= Directions =
Work out how many lines in the entries below include the word "wastes". Give nothing but the number.

##### Given entries #####

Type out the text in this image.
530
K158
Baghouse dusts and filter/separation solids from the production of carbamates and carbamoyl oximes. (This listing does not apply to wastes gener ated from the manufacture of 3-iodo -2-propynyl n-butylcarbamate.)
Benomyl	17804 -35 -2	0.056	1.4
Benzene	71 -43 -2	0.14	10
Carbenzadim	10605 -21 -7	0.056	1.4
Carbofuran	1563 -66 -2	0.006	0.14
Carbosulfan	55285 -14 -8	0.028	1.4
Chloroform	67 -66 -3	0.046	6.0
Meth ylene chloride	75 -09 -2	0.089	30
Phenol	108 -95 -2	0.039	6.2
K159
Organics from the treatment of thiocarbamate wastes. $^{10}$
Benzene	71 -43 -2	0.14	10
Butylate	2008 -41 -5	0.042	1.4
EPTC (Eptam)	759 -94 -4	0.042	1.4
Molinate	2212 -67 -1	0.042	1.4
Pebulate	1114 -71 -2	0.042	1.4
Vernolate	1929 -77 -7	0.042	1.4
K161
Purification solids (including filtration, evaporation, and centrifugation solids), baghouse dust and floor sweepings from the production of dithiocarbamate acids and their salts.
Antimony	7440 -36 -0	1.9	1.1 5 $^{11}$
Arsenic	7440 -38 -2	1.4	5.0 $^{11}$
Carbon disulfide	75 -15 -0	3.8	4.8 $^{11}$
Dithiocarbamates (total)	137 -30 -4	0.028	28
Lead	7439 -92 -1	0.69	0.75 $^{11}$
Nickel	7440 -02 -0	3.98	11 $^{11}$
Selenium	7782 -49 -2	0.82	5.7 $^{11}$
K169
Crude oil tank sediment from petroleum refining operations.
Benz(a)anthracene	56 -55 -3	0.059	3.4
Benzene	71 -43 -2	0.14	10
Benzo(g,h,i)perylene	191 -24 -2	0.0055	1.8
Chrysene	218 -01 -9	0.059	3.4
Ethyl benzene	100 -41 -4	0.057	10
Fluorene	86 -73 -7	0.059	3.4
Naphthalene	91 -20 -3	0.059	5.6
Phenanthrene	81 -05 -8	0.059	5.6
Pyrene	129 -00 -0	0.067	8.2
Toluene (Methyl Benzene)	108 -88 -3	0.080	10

#####

= Complete answer =
2